▶ _Instructions to follow_
Write out all entries word for word.

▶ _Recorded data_
## begin

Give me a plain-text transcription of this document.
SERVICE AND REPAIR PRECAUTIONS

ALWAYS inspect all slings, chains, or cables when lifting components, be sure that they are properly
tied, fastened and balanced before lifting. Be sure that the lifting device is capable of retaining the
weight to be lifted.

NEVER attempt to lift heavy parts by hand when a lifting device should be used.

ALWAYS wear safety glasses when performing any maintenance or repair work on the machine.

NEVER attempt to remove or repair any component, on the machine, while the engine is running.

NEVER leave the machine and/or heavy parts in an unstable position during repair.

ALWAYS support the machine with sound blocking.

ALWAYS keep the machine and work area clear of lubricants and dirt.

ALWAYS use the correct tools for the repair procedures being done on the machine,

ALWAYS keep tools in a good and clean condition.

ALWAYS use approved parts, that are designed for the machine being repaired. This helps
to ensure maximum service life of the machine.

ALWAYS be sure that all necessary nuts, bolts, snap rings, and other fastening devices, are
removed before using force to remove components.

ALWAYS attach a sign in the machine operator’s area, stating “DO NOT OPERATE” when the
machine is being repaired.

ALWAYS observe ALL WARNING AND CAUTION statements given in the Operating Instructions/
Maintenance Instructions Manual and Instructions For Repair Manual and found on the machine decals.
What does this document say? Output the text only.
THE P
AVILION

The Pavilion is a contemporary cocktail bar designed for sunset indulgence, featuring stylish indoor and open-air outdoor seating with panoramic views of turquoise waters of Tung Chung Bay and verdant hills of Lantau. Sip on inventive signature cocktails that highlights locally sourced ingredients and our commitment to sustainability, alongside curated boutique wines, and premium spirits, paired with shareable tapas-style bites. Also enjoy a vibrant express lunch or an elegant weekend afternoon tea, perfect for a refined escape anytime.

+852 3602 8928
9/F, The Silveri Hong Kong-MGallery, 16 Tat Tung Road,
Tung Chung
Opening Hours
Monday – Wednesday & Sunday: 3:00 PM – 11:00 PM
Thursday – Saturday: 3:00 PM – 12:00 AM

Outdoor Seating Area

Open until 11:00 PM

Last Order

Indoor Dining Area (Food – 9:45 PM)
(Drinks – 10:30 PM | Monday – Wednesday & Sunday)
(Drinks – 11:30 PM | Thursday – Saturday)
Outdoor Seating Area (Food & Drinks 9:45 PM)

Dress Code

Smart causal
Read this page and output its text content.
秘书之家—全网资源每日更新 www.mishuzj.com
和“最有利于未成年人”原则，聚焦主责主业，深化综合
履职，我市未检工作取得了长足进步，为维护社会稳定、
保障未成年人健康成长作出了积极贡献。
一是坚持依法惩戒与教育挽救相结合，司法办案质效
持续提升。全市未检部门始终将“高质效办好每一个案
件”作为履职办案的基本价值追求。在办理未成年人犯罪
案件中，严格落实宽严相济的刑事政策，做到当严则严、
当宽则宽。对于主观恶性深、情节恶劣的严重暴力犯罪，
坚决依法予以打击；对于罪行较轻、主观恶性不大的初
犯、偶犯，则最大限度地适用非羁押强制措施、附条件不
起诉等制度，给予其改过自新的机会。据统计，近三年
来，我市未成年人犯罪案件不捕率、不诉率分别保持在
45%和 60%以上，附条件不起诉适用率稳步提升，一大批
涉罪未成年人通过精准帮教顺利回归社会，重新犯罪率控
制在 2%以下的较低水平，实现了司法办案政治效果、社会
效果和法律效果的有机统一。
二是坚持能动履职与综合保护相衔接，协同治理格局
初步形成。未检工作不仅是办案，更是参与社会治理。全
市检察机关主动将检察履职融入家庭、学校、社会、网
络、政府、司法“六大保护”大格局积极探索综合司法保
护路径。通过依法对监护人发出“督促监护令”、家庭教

## end

▶ _Task output_
Give me a plain-text transcription of this document.
SERVICE AND REPAIR PRECAUTIONS

ALWAYS inspect all slings, chains, or cables when lifting components, be sure that they are properly
tied, fastened and balanced before lifting. Be sure that the lifting device is capable of retaining the
weight to be lifted.

NEVER attempt to lift heavy parts by hand when a lifting device should be used.

ALWAYS wear safety glasses when performing any maintenance or repair work on the machine.

NEVER attempt to remove or repair any component, on the machine, while the engine is running.

NEVER leave the machine and/or heavy parts in an unstable position during repair.

ALWAYS support the machine with sound blocking.

ALWAYS keep the machine and work area clear of lubricants and dirt.

ALWAYS use the correct tools for the repair procedures being done on the machine,

ALWAYS keep tools in a good and clean condition.

ALWAYS use approved parts, that are designed for the machine being repaired. This helps
to ensure maximum service life of the machine.

ALWAYS be sure that all necessary nuts, bolts, snap rings, and other fastening devices, are
removed before using force to remove components.

ALWAYS attach a sign in the machine operator’s area, stating “DO NOT OPERATE” when the
machine is being repaired.

ALWAYS observe ALL WARNING AND CAUTION statements given in the Operating Instructions/
Maintenance Instructions Manual and Instructions For Repair Manual and found on the machine decals.
What does this document say? Output the text only.
THE P
AVILION

The Pavilion is a contemporary cocktail bar designed for sunset indulgence, featuring stylish indoor and open-air outdoor seating with panoramic views of turquoise waters of Tung Chung Bay and verdant hills of Lantau. Sip on inventive signature cocktails that highlights locally sourced ingredients and our commitment to sustainability, alongside curated boutique wines, and premium spirits, paired with shareable tapas-style bites. Also enjoy a vibrant express lunch or an elegant weekend afternoon tea, perfect for a refined escape anytime.

+852 3602 8928
9/F, The Silveri Hong Kong-MGallery, 16 Tat Tung Road,
Tung Chung
Opening Hours
Monday – Wednesday & Sunday: 3:00 PM – 11:00 PM
Thursday – Saturday: 3:00 PM – 12:00 AM

Outdoor Seating Area

Open until 11:00 PM

Last Order

Indoor Dining Area (Food – 9:45 PM)
(Drinks – 10:30 PM | Monday – Wednesday & Sunday)
(Drinks – 11:30 PM | Thursday – Saturday)
Outdoor Seating Area (Food & Drinks 9:45 PM)

Dress Code

Smart causal
Read this page and output its text content.
秘书之家—全网资源每日更新 www.mishuzj.com
和“最有利于未成年人”原则，聚焦主责主业，深化综合
履职，我市未检工作取得了长足进步，为维护社会稳定、
保障未成年人健康成长作出了积极贡献。
一是坚持依法惩戒与教育挽救相结合，司法办案质效
持续提升。全市未检部门始终将“高质效办好每一个案
件”作为履职办案的基本价值追求。在办理未成年人犯罪
案件中，严格落实宽严相济的刑事政策，做到当严则严、
当宽则宽。对于主观恶性深、情节恶劣的严重暴力犯罪，
坚决依法予以打击；对于罪行较轻、主观恶性不大的初
犯、偶犯，则最大限度地适用非羁押强制措施、附条件不
起诉等制度，给予其改过自新的机会。据统计，近三年
来，我市未成年人犯罪案件不捕率、不诉率分别保持在
45%和 60%以上，附条件不起诉适用率稳步提升，一大批
涉罪未成年人通过精准帮教顺利回归社会，重新犯罪率控
制在 2%以下的较低水平，实现了司法办案政治效果、社会
效果和法律效果的有机统一。
二是坚持能动履职与综合保护相衔接，协同治理格局
初步形成。未检工作不仅是办案，更是参与社会治理。全
市检察机关主动将检察履职融入家庭、学校、社会、网
络、政府、司法“六大保护”大格局积极探索综合司法保
护路径。通过依法对监护人发出“督促监护令”、家庭教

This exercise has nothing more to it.